**What to work on:**
Output the full listing word for word.

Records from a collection
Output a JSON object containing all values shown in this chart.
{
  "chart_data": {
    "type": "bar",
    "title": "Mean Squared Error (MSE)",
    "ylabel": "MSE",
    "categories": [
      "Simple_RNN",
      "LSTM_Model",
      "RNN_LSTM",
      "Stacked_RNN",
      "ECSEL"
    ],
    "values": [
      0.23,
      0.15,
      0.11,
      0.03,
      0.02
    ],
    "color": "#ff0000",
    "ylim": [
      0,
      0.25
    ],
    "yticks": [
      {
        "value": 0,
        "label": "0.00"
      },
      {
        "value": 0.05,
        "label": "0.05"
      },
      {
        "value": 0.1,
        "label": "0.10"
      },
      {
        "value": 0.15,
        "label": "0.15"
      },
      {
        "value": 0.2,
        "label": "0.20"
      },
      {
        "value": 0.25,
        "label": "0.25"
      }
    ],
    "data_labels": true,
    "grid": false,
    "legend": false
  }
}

**Task result:**
Output a JSON object containing all values shown in this chart.
{
  "chart_data": {
    "type": "bar",
    "title": "Mean Squared Error (MSE)",
    "ylabel": "MSE",
    "categories": [
      "Simple_RNN",
      "LSTM_Model",
      "RNN_LSTM",
      "Stacked_RNN",
      "ECSEL"
    ],
    "values": [
      0.23,
      0.15,
      0.11,
      0.03,
      0.02
    ],
    "color": "#ff0000",
    "ylim": [
      0,
      0.25
    ],
    "yticks": [
      {
        "value": 0,
        "label": "0.00"
      },
      {
        "value": 0.05,
        "label": "0.05"
      },
      {
        "value": 0.1,
        "label": "0.10"
      },
      {
        "value": 0.15,
        "label": "0.15"
      },
      {
        "value": 0.2,
        "label": "0.20"
      },
      {
        "value": 0.25,
        "label": "0.25"
      }
    ],
    "data_labels": true,
    "grid": false,
    "legend": false
  }
}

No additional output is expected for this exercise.